» SHORT EXERCISE:
Output the records. Match them exactly.

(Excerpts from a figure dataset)
-- begin --
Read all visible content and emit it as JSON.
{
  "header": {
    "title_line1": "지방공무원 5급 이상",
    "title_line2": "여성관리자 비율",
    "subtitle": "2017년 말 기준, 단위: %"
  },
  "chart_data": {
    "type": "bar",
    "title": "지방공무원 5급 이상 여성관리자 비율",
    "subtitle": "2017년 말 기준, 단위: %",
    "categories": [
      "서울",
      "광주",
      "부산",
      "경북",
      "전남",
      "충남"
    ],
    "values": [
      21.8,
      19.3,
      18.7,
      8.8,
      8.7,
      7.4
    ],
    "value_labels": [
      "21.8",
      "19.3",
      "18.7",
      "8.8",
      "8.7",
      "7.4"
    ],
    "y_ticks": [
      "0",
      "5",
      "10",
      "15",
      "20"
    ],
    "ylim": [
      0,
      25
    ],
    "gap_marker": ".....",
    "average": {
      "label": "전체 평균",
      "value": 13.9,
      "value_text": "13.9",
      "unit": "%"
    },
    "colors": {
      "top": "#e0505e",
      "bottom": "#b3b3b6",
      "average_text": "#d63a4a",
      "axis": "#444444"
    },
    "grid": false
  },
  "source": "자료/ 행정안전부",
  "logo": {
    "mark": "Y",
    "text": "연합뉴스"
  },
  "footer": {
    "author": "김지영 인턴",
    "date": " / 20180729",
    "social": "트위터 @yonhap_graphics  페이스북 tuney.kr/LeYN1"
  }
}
-- end --
» SOLUTION:
Read all visible content and emit it as JSON.
{
  "header": {
    "title_line1": "지방공무원 5급 이상",
    "title_line2": "여성관리자 비율",
    "subtitle": "2017년 말 기준, 단위: %"
  },
  "chart_data": {
    "type": "bar",
    "title": "지방공무원 5급 이상 여성관리자 비율",
    "subtitle": "2017년 말 기준, 단위: %",
    "categories": [
      "서울",
      "광주",
      "부산",
      "경북",
      "전남",
      "충남"
    ],
    "values": [
      21.8,
      19.3,
      18.7,
      8.8,
      8.7,
      7.4
    ],
    "value_labels": [
      "21.8",
      "19.3",
      "18.7",
      "8.8",
      "8.7",
      "7.4"
    ],
    "y_ticks": [
      "0",
      "5",
      "10",
      "15",
      "20"
    ],
    "ylim": [
      0,
      25
    ],
    "gap_marker": ".....",
    "average": {
      "label": "전체 평균",
      "value": 13.9,
      "value_text": "13.9",
      "unit": "%"
    },
    "colors": {
      "top": "#e0505e",
      "bottom": "#b3b3b6",
      "average_text": "#d63a4a",
      "axis": "#444444"
    },
    "grid": false
  },
  "source": "자료/ 행정안전부",
  "logo": {
    "mark": "Y",
    "text": "연합뉴스"
  },
  "footer": {
    "author": "김지영 인턴",
    "date": " / 20180729",
    "social": "트위터 @yonhap_graphics  페이스북 tuney.kr/LeYN1"
  }
}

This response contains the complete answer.